What the task asks: Copy out, from the entries below, each line holding the string "Triazophos".

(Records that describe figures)
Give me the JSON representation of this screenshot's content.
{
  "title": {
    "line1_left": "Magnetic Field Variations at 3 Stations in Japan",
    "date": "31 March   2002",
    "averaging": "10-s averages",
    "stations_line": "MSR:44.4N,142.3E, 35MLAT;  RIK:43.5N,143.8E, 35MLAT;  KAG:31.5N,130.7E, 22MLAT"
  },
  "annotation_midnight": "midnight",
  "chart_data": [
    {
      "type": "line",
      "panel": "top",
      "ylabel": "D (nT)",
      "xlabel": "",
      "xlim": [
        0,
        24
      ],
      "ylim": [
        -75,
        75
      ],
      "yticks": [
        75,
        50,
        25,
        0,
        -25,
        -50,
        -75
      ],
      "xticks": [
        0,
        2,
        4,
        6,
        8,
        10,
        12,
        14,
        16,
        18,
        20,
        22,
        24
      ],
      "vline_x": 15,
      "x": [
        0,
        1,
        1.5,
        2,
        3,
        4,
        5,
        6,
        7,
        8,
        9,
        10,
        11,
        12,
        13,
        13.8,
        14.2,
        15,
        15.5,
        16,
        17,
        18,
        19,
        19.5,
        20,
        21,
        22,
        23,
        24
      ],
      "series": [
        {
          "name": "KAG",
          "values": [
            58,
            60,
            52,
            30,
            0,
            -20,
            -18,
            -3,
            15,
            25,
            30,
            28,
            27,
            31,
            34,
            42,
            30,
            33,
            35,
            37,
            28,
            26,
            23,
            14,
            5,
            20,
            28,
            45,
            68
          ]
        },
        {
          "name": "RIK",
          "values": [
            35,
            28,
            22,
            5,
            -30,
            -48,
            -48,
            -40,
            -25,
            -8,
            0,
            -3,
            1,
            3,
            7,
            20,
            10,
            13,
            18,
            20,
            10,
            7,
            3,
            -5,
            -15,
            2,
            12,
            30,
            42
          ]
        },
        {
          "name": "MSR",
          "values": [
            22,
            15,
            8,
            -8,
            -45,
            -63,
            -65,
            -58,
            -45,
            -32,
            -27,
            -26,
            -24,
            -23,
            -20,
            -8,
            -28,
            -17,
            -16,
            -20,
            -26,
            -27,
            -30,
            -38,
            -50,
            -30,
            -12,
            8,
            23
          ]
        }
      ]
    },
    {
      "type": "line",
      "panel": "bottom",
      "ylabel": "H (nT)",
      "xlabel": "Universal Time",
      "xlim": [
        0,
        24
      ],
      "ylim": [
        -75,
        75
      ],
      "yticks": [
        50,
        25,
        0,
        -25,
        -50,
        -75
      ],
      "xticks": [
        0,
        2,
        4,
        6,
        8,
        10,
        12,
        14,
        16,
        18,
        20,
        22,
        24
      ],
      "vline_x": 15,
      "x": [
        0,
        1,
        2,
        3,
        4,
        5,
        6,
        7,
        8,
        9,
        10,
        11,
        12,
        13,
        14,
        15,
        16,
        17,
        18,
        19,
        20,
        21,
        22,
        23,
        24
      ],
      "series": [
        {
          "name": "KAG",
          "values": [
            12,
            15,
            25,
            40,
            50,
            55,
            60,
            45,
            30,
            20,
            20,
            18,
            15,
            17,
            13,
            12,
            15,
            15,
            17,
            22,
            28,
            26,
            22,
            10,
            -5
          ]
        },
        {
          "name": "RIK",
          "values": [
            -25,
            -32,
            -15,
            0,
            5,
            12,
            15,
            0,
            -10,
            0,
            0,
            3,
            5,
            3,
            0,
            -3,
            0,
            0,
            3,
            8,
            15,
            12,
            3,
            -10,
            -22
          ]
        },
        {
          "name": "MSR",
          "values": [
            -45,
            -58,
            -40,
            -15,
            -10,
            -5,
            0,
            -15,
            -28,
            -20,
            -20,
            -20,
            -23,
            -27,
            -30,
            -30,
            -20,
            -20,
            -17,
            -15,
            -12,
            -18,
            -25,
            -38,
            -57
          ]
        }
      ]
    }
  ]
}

...

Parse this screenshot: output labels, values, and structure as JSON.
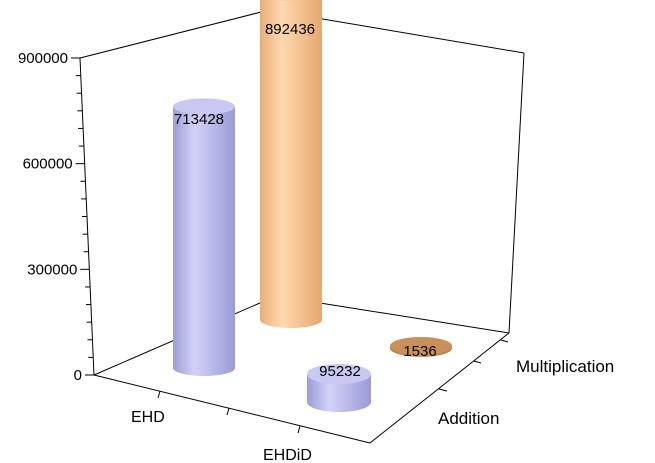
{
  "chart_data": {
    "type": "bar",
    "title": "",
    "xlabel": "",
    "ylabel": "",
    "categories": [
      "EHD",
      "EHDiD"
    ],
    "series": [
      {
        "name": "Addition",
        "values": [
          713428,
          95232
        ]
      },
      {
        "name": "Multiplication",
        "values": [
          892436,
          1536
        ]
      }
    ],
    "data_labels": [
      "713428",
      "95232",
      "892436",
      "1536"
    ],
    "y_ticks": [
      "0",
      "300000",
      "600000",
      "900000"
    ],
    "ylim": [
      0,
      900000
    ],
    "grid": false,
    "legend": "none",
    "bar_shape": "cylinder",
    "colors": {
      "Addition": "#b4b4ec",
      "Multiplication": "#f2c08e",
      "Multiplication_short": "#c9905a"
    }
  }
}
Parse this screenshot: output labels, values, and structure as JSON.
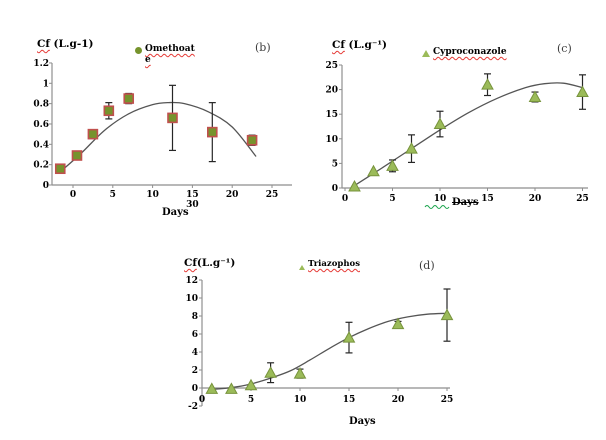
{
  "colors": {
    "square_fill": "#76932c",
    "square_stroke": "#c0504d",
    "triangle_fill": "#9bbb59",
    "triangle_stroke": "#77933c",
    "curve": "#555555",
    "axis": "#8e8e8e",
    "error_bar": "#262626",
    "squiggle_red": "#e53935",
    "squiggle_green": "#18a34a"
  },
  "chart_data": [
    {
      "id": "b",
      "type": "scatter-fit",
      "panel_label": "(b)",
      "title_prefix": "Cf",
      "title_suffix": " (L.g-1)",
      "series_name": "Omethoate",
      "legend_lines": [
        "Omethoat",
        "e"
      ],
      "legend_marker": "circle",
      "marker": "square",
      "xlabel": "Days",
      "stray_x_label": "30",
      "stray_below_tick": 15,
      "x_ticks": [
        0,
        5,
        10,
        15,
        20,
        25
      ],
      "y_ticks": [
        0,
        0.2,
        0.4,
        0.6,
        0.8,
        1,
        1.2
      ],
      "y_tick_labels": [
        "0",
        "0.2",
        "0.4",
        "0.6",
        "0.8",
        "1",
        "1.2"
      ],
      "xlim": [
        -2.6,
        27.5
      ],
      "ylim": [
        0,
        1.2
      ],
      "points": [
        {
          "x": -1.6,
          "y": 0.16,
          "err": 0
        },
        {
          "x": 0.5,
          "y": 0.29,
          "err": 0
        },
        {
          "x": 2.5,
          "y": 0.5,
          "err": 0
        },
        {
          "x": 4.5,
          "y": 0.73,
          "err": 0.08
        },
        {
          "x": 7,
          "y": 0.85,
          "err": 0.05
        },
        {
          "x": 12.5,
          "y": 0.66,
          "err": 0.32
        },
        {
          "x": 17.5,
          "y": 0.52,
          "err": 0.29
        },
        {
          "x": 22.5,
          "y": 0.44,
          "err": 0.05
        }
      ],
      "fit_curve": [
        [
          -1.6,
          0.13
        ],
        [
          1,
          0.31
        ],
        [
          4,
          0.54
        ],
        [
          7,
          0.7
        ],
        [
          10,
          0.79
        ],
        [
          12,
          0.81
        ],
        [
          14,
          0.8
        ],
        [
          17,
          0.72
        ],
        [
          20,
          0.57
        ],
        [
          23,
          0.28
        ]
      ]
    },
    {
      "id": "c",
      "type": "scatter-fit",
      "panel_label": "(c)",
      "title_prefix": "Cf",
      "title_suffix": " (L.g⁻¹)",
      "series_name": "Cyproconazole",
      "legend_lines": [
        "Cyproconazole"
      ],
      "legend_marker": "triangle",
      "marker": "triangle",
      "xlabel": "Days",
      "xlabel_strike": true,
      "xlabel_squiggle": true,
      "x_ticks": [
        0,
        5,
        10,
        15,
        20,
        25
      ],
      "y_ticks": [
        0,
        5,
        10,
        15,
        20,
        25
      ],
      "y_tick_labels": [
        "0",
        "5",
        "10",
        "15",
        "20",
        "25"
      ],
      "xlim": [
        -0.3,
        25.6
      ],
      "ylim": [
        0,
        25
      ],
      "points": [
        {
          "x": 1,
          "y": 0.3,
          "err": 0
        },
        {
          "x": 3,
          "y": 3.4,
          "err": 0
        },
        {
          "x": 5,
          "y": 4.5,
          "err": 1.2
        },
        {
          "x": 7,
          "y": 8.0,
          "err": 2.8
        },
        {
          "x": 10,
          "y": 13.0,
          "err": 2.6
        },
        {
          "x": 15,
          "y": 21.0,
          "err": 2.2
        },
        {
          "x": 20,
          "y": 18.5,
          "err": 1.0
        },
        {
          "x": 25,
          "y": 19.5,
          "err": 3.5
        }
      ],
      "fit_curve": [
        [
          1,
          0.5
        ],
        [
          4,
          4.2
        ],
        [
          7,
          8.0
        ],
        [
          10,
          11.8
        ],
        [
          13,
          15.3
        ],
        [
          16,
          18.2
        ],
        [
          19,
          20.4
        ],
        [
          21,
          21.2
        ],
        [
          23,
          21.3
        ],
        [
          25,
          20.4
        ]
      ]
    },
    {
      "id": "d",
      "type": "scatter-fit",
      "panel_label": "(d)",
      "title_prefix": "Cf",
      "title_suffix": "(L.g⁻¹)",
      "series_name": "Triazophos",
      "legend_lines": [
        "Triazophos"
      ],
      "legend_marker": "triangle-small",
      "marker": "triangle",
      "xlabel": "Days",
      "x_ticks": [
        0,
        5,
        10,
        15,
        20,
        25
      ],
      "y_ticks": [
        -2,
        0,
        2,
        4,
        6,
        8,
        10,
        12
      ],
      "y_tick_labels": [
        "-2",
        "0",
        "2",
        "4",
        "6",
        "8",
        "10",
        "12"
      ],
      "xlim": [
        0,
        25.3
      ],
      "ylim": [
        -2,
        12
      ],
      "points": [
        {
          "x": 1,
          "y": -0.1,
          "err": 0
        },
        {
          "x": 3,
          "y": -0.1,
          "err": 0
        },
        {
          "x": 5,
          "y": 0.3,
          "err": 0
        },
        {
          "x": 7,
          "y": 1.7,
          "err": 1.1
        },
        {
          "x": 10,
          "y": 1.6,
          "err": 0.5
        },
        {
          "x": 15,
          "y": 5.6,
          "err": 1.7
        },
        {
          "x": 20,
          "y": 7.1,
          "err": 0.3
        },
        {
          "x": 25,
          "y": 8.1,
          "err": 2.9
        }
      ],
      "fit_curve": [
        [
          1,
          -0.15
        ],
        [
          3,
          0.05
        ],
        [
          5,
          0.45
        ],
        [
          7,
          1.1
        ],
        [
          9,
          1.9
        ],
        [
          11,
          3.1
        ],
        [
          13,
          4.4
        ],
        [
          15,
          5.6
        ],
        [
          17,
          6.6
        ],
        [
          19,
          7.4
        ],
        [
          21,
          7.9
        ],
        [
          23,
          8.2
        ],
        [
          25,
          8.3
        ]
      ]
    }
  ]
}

Response to the exercise:
      "series_name": "Triazophos",
        "Triazophos"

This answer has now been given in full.